____ DATASET RECORDS
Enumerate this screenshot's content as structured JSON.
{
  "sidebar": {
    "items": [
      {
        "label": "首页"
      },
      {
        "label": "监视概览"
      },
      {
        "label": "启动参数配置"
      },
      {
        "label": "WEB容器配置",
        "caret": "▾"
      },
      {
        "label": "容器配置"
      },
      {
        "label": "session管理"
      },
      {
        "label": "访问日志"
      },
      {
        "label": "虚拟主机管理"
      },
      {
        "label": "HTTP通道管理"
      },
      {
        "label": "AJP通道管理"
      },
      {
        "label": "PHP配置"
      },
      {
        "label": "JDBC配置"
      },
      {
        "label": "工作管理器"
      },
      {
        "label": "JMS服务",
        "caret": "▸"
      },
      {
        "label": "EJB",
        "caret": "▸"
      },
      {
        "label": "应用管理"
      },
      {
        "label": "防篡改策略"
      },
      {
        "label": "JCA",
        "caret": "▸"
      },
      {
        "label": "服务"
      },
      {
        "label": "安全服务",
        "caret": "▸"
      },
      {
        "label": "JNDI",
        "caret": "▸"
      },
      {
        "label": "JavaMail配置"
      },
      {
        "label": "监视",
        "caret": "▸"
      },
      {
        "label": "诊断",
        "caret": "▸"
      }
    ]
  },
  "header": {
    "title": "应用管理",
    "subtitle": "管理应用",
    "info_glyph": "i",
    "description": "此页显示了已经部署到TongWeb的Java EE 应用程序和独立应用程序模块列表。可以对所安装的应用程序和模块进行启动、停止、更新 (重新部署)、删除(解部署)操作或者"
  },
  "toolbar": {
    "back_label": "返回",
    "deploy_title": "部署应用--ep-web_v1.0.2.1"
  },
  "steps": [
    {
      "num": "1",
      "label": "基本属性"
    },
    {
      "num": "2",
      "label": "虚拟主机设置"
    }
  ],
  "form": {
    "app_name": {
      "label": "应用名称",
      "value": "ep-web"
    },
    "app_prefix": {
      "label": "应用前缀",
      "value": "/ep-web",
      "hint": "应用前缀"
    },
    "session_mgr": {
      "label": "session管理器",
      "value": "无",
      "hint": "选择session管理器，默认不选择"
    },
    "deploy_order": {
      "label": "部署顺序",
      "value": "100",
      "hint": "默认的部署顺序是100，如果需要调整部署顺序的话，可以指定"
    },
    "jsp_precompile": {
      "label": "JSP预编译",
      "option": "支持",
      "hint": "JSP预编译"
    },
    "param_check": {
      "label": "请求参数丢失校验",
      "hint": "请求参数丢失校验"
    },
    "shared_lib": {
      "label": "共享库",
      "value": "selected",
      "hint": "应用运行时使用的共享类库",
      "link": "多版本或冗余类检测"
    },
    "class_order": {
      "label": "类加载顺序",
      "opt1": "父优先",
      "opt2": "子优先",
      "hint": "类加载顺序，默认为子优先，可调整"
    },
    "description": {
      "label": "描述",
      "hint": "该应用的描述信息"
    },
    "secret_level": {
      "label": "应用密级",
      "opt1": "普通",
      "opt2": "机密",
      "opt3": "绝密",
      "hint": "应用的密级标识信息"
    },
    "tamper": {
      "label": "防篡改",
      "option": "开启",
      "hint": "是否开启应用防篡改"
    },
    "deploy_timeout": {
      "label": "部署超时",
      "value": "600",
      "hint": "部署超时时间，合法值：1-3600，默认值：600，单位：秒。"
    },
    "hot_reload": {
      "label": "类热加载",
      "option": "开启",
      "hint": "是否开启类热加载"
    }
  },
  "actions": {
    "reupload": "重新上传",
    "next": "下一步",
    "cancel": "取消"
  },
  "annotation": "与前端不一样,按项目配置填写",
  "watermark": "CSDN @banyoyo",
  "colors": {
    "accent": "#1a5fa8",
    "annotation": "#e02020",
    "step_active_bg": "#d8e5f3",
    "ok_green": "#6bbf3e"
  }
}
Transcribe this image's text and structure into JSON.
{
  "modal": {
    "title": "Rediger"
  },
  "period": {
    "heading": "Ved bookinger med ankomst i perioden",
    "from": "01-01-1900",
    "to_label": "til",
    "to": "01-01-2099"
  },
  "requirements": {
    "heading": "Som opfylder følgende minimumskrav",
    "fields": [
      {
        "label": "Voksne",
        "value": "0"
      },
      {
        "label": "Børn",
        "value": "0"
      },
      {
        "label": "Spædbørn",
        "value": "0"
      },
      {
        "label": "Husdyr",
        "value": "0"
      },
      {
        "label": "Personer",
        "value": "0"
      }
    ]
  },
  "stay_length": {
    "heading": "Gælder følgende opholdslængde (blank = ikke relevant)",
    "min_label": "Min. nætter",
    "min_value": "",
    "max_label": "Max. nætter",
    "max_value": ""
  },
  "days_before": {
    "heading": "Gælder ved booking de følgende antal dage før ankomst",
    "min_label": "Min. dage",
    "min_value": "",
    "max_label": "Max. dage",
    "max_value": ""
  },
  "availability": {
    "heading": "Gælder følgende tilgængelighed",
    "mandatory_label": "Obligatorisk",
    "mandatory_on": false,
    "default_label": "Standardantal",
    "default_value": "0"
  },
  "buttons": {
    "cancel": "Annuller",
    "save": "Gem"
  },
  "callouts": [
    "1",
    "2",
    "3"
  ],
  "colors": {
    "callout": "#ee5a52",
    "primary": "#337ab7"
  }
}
________
GIVEN REQUEST: Go over the data above and copy every line that has the word "Gælder" in it.

RESPONSE BELOW:
    "heading": "Gælder følgende opholdslængde (blank = ikke relevant)",
    "heading": "Gælder ved booking de følgende antal dage før ankomst",
    "heading": "Gælder følgende tilgængelighed",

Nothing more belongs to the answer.